● **REQUEST**: Your task is to output all the records below, word for word.

⁂

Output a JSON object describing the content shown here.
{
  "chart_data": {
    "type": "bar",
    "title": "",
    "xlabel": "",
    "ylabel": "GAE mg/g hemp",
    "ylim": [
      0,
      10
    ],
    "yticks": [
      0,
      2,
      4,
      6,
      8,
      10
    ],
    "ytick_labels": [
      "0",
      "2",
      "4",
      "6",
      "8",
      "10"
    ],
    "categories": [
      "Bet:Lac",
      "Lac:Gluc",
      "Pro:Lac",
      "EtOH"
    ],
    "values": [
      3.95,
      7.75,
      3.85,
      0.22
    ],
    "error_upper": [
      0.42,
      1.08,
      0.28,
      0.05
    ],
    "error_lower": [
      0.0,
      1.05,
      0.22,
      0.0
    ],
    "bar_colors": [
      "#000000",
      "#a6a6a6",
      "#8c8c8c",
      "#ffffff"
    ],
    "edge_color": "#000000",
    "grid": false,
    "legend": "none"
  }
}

⁂

● **ANSWER TO THIS TASK**:
Output a JSON object describing the content shown here.
{
  "chart_data": {
    "type": "bar",
    "title": "",
    "xlabel": "",
    "ylabel": "GAE mg/g hemp",
    "ylim": [
      0,
      10
    ],
    "yticks": [
      0,
      2,
      4,
      6,
      8,
      10
    ],
    "ytick_labels": [
      "0",
      "2",
      "4",
      "6",
      "8",
      "10"
    ],
    "categories": [
      "Bet:Lac",
      "Lac:Gluc",
      "Pro:Lac",
      "EtOH"
    ],
    "values": [
      3.95,
      7.75,
      3.85,
      0.22
    ],
    "error_upper": [
      0.42,
      1.08,
      0.28,
      0.05
    ],
    "error_lower": [
      0.0,
      1.05,
      0.22,
      0.0
    ],
    "bar_colors": [
      "#000000",
      "#a6a6a6",
      "#8c8c8c",
      "#ffffff"
    ],
    "edge_color": "#000000",
    "grid": false,
    "legend": "none"
  }
}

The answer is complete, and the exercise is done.